- [What this task involves]
Filter the data for lines with the word "Tables", then copy every line so identified.

- [Records for this exercise]
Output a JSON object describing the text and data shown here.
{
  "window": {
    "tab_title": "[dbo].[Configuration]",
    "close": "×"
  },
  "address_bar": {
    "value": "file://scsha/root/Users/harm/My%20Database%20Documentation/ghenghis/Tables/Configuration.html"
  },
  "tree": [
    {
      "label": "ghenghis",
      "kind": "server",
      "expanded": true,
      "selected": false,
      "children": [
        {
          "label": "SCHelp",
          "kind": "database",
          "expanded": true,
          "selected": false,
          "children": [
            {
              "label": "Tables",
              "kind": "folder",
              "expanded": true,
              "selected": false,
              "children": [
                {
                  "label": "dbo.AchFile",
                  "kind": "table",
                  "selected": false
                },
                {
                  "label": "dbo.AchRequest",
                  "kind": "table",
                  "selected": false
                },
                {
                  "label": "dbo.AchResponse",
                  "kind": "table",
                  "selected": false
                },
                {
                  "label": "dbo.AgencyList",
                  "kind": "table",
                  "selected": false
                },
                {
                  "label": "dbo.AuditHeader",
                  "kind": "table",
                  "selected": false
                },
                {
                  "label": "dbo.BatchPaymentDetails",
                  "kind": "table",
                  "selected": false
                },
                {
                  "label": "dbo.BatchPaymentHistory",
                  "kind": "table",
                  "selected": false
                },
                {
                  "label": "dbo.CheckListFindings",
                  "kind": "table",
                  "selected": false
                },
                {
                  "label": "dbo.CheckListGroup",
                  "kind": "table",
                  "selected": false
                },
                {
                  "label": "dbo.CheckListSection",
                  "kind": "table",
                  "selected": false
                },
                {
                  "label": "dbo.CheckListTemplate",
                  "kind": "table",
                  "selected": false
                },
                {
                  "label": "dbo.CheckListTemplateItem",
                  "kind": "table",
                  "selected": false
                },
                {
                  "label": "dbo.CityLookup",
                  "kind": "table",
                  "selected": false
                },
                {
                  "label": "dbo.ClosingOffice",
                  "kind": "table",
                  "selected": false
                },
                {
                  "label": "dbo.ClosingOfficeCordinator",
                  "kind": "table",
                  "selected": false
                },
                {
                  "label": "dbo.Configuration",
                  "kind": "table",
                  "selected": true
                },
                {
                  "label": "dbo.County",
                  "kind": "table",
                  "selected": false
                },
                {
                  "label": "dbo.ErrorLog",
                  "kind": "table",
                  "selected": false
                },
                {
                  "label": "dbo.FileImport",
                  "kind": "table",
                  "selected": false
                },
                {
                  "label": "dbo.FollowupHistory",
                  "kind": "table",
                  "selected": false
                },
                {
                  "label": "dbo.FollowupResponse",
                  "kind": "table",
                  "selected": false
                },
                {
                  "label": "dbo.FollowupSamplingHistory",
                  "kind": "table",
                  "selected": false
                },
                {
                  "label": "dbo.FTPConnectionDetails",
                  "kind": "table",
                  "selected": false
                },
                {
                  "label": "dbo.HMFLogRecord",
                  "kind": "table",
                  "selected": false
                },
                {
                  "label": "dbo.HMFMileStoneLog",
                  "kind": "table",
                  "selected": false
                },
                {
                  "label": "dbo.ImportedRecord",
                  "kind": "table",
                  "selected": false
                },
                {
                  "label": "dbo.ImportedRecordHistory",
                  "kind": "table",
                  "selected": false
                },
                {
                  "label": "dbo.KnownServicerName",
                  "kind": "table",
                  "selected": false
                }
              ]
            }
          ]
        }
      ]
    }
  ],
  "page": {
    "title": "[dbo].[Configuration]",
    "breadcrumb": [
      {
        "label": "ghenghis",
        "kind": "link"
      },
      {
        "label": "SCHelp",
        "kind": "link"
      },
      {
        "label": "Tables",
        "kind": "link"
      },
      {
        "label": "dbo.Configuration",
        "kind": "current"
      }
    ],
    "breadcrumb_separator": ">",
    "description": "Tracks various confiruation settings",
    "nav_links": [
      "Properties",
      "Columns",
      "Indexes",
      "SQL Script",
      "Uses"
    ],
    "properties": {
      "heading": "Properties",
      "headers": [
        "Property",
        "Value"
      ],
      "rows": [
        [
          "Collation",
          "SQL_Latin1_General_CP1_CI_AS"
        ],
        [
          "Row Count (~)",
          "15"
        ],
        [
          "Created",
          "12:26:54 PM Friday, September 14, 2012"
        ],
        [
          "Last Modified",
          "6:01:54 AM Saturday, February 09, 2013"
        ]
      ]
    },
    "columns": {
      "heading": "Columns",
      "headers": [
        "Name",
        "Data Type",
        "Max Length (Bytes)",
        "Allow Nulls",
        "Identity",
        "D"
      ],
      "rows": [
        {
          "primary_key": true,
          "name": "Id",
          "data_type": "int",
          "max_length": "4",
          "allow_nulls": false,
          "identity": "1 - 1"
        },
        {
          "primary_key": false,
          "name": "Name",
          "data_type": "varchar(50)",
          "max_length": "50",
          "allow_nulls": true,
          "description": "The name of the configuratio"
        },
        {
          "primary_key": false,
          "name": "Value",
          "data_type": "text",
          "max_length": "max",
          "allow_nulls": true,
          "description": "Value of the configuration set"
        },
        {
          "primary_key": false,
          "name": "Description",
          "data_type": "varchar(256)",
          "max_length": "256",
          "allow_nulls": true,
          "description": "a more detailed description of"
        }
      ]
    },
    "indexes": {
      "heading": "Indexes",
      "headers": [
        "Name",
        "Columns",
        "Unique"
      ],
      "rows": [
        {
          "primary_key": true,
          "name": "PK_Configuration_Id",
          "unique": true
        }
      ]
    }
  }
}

- [Response for this exercise]
    "value": "file://scsha/root/Users/harm/My%20Database%20Documentation/ghenghis/Tables/Configuration.html"
              "label": "Tables",
        "label": "Tables",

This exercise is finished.